Selasa 05 Mar 2024 13:56 WIB

Telusur Hubungan Keterkaitan Teknologi dan Lesatan Kasus Bullying

Fitur seperti komentar anonim tertutup, memberikan ruang terjadinya bullying.

Red: Setyanavidita livicansera
Sejumlah pelajar menggunakan topeng ekspresi saat mengikuti karnaval Anti Bullying di Salatiga, Jawa Tengah, Sabtu (11/11/2023). Karnaval yang diikuti pelajar sekolah menengah pertama se-Kota Salatiga itu untuk mengajak masyarakat dan antar pelajar agar menghentikan aksi   bullying (merundung) yang kerap terjadi di sekolah.
Foto: Antara/Aloysius Jarot Nugroho
Sejumlah pelajar menggunakan topeng ekspresi saat mengikuti karnaval Anti Bullying di Salatiga, Jawa Tengah, Sabtu (11/11/2023). Karnaval yang diikuti pelajar sekolah menengah pertama se-Kota Salatiga itu untuk mengajak masyarakat dan antar pelajar agar menghentikan aksi bullying (merundung) yang kerap terjadi di sekolah.

§ **INFORMASI YANG DIBERIKAN**

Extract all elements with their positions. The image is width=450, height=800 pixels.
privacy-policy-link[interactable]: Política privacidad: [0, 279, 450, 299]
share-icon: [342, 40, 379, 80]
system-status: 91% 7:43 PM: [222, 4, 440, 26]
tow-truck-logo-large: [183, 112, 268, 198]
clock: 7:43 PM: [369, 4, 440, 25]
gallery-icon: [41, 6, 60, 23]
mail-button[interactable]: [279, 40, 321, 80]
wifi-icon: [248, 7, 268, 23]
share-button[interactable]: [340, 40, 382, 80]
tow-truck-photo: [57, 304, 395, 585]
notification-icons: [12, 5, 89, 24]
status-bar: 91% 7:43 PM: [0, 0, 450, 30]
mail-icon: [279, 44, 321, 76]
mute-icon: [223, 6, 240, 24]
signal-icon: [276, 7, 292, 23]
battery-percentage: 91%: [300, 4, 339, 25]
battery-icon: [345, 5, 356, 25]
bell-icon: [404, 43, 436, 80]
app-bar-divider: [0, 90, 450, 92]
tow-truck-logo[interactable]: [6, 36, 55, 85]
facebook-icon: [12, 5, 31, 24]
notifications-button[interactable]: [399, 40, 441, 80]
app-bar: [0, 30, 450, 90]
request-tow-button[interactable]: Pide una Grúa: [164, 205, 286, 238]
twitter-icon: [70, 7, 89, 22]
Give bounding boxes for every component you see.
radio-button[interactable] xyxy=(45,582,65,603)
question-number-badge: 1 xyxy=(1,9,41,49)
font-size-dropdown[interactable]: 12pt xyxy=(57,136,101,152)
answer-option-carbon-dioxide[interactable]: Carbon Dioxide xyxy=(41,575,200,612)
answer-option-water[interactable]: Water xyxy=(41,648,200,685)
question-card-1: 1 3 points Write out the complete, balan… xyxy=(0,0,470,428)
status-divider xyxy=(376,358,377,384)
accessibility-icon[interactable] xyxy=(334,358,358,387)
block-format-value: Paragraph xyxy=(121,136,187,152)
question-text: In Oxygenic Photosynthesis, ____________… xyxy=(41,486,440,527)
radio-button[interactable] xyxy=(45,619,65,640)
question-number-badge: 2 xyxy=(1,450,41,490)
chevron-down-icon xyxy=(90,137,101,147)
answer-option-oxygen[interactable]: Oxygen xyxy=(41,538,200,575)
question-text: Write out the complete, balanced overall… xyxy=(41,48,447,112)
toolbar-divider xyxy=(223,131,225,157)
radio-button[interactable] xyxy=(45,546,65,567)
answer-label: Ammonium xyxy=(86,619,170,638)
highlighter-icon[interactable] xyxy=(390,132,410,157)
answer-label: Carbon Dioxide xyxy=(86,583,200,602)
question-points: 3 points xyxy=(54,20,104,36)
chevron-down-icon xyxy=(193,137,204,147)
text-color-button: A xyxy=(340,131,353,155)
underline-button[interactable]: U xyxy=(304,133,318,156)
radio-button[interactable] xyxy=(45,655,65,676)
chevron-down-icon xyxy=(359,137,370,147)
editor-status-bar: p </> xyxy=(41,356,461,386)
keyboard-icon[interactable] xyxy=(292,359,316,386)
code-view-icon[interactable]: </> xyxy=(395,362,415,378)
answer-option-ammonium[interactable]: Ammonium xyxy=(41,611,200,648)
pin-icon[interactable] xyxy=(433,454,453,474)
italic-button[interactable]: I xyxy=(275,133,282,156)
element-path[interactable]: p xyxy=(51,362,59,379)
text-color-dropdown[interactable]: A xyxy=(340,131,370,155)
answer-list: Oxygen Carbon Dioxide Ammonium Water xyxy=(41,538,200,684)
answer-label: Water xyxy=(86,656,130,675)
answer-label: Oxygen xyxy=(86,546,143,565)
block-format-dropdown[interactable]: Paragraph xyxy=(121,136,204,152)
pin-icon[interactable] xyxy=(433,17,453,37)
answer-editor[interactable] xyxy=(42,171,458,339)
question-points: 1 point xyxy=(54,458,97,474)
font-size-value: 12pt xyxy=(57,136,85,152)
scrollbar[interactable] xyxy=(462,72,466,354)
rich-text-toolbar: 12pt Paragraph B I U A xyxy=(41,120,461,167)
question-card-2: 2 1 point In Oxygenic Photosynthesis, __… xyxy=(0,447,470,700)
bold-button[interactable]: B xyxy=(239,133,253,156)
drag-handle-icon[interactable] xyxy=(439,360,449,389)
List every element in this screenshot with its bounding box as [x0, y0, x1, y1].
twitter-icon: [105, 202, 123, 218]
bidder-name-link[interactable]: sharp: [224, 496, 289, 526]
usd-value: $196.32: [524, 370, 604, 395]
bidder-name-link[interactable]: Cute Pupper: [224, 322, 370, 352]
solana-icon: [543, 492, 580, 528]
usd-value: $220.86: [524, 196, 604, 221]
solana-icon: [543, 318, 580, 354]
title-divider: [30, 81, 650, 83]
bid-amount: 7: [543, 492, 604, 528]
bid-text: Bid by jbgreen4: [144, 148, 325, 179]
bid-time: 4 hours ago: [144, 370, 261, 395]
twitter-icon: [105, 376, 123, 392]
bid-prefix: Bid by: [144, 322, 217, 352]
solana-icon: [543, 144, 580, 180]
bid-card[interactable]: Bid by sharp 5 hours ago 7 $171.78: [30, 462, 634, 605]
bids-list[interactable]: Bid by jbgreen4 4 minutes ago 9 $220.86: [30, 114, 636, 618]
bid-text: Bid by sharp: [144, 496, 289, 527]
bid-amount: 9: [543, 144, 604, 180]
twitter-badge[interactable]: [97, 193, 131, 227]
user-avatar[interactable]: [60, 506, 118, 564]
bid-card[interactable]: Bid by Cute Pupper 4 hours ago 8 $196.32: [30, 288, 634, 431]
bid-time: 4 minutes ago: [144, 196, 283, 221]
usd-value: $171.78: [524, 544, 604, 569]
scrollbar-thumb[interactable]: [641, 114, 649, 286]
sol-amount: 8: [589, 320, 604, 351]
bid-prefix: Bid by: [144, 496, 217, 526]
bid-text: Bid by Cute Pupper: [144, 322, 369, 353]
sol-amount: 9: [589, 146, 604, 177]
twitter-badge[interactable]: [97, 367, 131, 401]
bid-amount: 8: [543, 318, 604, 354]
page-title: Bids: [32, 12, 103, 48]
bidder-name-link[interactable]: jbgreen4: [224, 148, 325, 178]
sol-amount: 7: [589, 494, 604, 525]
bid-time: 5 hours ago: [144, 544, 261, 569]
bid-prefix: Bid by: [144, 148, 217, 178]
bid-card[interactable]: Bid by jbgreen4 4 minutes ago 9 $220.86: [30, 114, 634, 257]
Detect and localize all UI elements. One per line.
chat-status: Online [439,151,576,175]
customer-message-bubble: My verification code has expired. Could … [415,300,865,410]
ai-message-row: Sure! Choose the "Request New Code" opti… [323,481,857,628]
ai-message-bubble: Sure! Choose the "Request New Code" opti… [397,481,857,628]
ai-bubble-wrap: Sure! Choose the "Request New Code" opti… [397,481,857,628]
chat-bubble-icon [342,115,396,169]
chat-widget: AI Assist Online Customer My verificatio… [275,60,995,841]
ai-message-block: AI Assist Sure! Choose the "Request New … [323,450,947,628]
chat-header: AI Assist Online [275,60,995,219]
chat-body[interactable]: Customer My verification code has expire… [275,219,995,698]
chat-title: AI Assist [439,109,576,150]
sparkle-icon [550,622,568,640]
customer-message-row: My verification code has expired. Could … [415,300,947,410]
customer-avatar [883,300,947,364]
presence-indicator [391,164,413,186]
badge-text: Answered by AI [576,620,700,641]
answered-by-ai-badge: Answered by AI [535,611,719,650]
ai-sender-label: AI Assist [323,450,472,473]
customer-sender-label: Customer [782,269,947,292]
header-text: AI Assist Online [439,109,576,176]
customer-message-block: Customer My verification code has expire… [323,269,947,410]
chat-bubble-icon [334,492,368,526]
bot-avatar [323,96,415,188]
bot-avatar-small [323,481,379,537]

§ **TUGAS A**
Jawablah pertanyaan berikut berdasarkan artikel tentang bullying, masing-masing pada satu baris dengan tanda yang sama.
(i) Fitur apa yang disebut memberikan ruang terjadinya bullying?
(ii) Di kota mana karnaval Anti Bullying diadakan?
(iii) Pelajar dari jenjang sekolah apa yang mengikuti karnaval tersebut?
§ **TUGAS B**
Perbarui bagian artikel tentang bullying dari "Telusur Hubungan Keterkaitan" sampai "aksi bullying (merundung) yang kerap terjadi di sekolah.", dengan mengganti "topeng ekspresi" menjadi "topeng kertas".
§ **TUGAS C**
Teruskan artikel tentang bullying mulai dari kalimat terakhir yang ditampilkan.
Daftar tersebut merupakan bahan terpisah dari artikel tentang bullying.

§ **JAWABAN AKHIR A**
(i) Komentar anonim tertutup.
(ii) Salatiga, Jawa Tengah.
(iii) Sekolah menengah pertama.

§ **JAWABAN AKHIR B**
Telusur Hubungan Keterkaitan Teknologi dan Lesatan Kasus Bullying

Fitur seperti komentar anonim tertutup, memberikan ruang terjadinya bullying.

Red: Setyanavidita livicansera
Sejumlah pelajar menggunakan topeng kertas saat mengikuti karnaval Anti Bullying di Salatiga, Jawa Tengah, Sabtu (11/11/2023). Karnaval yang diikuti pelajar sekolah menengah pertama se-Kota Salatiga itu untuk mengajak masyarakat dan antar pelajar agar menghentikan aksi   bullying (merundung) yang kerap terjadi di sekolah.
Foto: Antara/Aloysius Jarot Nugroho
Sejumlah pelajar menggunakan topeng kertas saat mengikuti karnaval Anti Bullying di Salatiga, Jawa Tengah, Sabtu (11/11/2023). Karnaval yang diikuti pelajar sekolah menengah pertama se-Kota Salatiga itu untuk mengajak masyarakat dan antar pelajar agar menghentikan aksi bullying (merundung) yang kerap terjadi di sekolah.

§ **JAWABAN AKHIR C**
REPUBLIKA.CO.ID, oleh SETYANAVIDITA LIVIKACANSERA, jurnalis Republika

Dalam era digital yang terus berkembang, teknologi dan sosial media telah memperluas jangkauan interaksi manusia secara drastis. Namun, di balik kemajuan ini, ada juga fenomena yang memprihatinkan, yakni meningkatnya kasus bullying secara daring.

Baca Juga

Data Unicef di 2022 mencatat bahwa 21 persen anak Indonesia berusia 13-15 tahun yang masuk ke dalam kategori Generasi Z kelahiran tahun 1996-2012 masih mengalami fenomena kekerasan ini.

Ironisnya, 45 persen dari mereka mengatakan bahwa bentuk kekerasan justru dilakukan oleh peer group atau teman-teman mereka di sekolah dalam bentuk cyberbullying via media digital sebagai pola yang dominan. Tidak hanya sekali, pola tersebut justru beberapa kali dialami anak dalam satu bulan, kemudian membentuk rutinitas yang kontinu dan dinormalisasi dalam realitas anak Indonesia.